**WHAT YOU SHOULD DO**
State the number of lines in these records that include the word "Metropolis", and add nothing to it.

Begin RECORDS SHOWN

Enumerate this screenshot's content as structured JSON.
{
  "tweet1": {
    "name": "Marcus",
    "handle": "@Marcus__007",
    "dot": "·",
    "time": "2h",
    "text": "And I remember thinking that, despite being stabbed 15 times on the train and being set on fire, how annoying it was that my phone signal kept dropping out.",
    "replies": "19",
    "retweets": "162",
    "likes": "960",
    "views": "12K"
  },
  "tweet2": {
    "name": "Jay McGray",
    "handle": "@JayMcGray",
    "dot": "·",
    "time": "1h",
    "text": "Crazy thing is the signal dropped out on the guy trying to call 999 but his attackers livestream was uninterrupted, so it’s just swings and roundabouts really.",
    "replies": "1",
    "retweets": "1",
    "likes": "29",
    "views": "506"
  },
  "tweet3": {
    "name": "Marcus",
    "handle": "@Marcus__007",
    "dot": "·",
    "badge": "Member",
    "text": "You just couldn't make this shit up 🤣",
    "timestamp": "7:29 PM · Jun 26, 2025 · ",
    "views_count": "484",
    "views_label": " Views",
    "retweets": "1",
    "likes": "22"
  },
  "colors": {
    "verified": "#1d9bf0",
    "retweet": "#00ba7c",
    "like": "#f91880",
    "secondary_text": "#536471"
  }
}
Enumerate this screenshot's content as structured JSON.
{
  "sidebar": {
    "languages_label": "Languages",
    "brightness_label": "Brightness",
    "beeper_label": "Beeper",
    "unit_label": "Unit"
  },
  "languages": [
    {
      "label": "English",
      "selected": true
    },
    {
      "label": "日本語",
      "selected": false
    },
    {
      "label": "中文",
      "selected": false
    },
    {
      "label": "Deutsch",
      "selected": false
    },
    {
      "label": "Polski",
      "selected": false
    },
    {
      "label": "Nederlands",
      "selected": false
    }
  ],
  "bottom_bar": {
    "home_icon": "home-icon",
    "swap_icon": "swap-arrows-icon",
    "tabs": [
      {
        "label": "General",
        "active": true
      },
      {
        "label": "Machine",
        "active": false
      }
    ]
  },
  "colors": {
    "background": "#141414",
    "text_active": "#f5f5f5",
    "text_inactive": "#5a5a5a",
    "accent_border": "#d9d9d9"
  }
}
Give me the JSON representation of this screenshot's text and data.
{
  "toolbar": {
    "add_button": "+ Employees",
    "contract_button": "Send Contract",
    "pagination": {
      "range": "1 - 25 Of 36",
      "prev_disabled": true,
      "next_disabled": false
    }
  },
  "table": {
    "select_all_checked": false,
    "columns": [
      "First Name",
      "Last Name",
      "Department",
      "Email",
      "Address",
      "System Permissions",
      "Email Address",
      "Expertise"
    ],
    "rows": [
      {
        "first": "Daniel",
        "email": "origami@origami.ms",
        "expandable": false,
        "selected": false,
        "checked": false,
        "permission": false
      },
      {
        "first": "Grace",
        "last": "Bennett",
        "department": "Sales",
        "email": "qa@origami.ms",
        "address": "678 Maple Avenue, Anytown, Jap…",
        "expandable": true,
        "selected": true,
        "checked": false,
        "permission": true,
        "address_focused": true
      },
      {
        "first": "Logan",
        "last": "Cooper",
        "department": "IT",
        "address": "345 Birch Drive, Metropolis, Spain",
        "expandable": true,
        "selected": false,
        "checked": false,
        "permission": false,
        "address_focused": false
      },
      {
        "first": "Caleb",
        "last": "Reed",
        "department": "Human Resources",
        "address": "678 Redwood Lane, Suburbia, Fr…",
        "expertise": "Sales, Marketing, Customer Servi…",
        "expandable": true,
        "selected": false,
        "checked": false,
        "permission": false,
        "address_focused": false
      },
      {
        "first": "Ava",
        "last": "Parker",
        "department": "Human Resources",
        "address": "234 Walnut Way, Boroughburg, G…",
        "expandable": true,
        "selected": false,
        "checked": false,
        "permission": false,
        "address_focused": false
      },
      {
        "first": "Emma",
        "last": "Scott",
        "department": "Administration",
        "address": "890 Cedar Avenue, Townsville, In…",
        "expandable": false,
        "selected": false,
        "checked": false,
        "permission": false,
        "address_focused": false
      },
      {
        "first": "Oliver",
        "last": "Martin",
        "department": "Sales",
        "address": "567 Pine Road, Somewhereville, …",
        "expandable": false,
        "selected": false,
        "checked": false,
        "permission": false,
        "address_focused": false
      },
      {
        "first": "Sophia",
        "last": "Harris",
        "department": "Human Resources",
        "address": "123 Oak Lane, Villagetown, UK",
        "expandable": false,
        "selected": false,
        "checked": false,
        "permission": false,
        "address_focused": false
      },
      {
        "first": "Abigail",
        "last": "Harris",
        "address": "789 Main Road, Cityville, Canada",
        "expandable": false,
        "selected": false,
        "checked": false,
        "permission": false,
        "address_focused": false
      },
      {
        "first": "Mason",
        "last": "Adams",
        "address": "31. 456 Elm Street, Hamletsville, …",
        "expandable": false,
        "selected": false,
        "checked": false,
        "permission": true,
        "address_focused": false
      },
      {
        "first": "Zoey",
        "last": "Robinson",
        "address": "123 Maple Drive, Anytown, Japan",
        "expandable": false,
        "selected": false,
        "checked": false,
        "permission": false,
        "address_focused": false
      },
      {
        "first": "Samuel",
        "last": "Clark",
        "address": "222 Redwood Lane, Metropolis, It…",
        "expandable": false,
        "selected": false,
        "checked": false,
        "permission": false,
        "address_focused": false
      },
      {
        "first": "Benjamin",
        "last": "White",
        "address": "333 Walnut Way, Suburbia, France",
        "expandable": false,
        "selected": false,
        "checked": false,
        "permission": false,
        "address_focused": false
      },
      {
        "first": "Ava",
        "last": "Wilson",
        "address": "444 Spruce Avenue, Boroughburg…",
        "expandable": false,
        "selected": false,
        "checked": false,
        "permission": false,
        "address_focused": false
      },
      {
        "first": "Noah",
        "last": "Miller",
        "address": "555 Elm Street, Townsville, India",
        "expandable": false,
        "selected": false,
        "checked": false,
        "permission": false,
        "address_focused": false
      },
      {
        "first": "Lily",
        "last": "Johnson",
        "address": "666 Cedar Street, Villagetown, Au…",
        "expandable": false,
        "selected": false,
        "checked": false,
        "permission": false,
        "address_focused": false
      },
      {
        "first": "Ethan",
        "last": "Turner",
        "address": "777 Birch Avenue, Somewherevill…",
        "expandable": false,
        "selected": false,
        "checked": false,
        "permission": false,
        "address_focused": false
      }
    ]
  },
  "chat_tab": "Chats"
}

End RECORDS SHOWN

**RESPONSE TO THE EXERCISE**
2